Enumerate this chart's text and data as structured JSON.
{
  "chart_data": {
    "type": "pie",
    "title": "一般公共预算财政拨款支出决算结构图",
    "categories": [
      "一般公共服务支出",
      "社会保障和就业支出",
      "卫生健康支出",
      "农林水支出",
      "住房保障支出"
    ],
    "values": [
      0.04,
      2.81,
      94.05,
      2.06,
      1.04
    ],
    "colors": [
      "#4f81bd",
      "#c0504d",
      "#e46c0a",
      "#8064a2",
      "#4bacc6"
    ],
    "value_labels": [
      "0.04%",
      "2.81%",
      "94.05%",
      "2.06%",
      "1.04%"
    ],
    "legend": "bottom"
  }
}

---

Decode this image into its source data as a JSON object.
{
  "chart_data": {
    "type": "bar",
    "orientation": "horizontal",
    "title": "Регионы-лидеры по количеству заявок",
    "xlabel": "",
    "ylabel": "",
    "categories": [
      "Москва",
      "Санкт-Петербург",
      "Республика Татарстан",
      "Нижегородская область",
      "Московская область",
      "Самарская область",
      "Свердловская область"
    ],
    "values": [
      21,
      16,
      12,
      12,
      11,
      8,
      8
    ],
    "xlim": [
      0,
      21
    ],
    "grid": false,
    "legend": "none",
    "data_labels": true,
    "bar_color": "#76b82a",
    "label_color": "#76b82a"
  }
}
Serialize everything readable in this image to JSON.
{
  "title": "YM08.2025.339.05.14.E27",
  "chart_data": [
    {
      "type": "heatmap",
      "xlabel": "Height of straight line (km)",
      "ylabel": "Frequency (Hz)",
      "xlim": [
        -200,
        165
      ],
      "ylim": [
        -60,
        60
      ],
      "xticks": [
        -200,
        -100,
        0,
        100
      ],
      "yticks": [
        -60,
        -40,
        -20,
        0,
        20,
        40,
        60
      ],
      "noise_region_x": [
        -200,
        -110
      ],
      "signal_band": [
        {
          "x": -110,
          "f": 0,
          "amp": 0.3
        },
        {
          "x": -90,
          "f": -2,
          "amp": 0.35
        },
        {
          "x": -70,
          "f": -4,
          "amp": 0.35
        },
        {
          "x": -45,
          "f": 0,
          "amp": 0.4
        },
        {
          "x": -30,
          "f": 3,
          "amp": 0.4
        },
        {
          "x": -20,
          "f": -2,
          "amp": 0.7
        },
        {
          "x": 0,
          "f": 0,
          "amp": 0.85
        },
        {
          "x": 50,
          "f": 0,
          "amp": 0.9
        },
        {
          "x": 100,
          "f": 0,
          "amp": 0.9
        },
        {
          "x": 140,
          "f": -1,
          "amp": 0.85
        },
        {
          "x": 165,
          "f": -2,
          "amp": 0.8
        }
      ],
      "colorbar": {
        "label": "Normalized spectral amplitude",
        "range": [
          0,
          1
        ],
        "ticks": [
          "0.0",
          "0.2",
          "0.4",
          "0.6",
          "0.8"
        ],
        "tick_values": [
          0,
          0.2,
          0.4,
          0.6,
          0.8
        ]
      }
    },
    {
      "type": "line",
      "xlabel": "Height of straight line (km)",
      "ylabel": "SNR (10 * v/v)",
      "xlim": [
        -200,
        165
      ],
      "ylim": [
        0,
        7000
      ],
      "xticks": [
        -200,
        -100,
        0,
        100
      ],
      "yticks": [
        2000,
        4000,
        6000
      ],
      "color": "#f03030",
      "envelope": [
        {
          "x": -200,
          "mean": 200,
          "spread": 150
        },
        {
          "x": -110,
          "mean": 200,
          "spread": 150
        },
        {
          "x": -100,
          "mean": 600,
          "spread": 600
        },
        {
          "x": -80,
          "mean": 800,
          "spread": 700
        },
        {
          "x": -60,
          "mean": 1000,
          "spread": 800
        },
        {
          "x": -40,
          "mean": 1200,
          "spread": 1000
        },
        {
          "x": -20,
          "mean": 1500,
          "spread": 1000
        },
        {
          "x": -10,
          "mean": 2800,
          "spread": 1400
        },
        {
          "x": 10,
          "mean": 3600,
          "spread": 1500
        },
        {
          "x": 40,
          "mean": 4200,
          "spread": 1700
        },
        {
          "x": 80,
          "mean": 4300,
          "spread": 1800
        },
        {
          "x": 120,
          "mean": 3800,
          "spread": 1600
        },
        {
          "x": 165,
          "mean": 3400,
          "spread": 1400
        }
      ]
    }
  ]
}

- _Your instructions_: Every line in the data above that contains "ylabel" needs to be copied.

- _Written answer_:
    "ylabel": "",
      "ylabel": "Frequency (Hz)",
      "ylabel": "SNR (10 * v/v)",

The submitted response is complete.